• _Task directions_: Where does the string "What" appear? Copy every line of the entries below that holds it.

• _Task data_:
======
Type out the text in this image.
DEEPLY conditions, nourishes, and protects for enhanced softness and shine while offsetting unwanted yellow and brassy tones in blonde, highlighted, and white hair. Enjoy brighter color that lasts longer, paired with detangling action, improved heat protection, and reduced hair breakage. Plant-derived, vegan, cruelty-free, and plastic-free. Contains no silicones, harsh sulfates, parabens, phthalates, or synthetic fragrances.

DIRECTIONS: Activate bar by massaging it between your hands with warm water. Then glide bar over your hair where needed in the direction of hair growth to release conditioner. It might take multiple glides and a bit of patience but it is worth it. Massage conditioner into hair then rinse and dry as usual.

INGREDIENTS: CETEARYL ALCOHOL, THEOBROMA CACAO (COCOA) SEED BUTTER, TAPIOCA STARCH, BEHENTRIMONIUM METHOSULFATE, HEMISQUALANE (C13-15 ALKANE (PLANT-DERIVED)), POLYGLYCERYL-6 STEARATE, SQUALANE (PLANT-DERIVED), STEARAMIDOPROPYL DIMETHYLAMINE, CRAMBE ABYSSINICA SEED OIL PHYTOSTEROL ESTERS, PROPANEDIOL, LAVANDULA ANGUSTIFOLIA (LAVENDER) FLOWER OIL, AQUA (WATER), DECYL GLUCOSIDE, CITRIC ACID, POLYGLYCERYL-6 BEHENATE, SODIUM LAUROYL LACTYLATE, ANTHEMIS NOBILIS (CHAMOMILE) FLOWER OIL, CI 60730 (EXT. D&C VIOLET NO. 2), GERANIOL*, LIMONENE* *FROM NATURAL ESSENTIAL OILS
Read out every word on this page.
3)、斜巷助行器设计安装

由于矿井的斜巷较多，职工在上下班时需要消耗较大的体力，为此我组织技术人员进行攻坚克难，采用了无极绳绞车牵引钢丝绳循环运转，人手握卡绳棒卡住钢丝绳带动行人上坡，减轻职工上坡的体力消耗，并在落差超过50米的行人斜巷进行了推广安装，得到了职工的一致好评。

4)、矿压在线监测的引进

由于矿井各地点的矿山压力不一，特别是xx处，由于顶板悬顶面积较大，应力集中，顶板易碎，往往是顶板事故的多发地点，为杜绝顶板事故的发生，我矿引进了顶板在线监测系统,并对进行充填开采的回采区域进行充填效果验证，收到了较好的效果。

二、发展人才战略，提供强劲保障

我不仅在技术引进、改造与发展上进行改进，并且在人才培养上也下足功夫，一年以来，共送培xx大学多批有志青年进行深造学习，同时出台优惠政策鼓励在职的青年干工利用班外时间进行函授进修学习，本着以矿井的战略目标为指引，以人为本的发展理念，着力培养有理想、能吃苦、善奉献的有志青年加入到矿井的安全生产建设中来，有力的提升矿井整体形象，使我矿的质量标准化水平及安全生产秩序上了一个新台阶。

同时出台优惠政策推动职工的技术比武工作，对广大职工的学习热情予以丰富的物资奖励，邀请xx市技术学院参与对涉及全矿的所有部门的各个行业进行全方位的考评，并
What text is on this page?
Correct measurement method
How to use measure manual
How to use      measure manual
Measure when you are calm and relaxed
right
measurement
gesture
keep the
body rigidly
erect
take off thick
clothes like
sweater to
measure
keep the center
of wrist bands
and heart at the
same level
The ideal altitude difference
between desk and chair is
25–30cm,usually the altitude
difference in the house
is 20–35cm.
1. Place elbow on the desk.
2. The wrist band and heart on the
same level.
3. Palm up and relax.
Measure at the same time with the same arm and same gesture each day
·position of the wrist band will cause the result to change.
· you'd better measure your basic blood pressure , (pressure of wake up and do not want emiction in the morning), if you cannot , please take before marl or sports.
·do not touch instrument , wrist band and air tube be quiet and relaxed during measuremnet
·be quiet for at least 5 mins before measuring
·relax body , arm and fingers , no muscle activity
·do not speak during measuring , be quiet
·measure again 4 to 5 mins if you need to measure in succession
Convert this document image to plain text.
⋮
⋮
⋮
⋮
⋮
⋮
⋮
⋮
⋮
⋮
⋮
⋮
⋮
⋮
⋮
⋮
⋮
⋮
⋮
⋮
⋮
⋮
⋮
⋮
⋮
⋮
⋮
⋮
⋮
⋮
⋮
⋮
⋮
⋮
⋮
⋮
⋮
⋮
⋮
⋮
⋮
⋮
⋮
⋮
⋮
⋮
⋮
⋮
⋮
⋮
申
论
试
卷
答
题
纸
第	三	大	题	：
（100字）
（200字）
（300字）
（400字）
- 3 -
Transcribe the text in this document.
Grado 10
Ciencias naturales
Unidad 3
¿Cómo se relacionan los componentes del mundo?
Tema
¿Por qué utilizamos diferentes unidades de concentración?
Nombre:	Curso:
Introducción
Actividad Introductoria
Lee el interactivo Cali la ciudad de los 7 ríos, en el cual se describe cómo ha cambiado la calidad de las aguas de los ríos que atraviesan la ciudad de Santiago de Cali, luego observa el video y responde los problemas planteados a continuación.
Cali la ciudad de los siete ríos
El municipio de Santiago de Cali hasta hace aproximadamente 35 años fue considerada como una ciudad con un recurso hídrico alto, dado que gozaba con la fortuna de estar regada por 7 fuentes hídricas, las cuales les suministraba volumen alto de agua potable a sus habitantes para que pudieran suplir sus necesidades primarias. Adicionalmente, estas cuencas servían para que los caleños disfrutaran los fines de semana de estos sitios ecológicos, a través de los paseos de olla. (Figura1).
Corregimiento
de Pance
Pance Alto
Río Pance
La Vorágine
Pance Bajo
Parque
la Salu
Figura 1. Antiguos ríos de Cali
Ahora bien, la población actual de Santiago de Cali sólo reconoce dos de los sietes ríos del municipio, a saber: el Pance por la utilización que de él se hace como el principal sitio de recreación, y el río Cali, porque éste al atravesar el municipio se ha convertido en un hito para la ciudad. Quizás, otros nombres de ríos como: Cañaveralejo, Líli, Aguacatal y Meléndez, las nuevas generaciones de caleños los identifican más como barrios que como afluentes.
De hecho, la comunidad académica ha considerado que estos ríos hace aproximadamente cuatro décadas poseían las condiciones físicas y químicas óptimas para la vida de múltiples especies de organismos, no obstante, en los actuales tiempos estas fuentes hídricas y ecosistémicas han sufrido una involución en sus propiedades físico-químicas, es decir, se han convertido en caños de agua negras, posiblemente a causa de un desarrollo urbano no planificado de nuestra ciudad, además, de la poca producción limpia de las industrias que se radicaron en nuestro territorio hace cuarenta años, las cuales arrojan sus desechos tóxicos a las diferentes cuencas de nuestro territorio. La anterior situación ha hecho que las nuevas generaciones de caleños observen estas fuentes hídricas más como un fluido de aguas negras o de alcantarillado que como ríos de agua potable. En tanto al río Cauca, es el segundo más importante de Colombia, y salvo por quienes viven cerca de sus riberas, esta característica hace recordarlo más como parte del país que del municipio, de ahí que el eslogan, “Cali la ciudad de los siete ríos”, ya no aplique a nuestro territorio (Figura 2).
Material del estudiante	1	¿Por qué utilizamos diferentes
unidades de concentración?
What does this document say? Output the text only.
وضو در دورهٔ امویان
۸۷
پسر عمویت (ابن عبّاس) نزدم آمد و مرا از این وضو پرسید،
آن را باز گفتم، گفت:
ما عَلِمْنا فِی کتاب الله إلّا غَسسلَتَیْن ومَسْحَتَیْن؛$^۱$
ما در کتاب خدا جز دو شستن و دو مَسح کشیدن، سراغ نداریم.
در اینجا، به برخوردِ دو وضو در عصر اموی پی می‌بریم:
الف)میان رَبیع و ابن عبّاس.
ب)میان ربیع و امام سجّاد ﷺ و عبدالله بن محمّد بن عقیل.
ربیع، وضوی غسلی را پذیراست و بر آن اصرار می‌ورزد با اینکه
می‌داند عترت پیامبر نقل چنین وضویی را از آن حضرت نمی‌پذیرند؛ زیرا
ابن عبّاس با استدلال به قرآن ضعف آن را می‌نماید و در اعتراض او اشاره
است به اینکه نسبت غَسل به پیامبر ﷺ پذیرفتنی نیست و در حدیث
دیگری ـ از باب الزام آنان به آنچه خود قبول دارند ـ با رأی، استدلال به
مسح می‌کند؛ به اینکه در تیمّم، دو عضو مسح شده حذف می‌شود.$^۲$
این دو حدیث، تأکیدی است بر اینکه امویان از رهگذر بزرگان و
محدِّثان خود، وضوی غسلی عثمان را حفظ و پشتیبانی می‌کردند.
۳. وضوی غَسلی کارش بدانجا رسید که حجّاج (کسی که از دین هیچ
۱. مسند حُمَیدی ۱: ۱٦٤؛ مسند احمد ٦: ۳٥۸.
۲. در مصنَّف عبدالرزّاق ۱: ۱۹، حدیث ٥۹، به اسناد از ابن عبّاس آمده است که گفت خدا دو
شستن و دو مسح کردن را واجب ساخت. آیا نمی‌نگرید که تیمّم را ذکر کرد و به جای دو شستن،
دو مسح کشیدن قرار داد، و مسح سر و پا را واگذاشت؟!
======
• _Solution to the exercise_:
What text is on this page?
What does this document say? Output the text only.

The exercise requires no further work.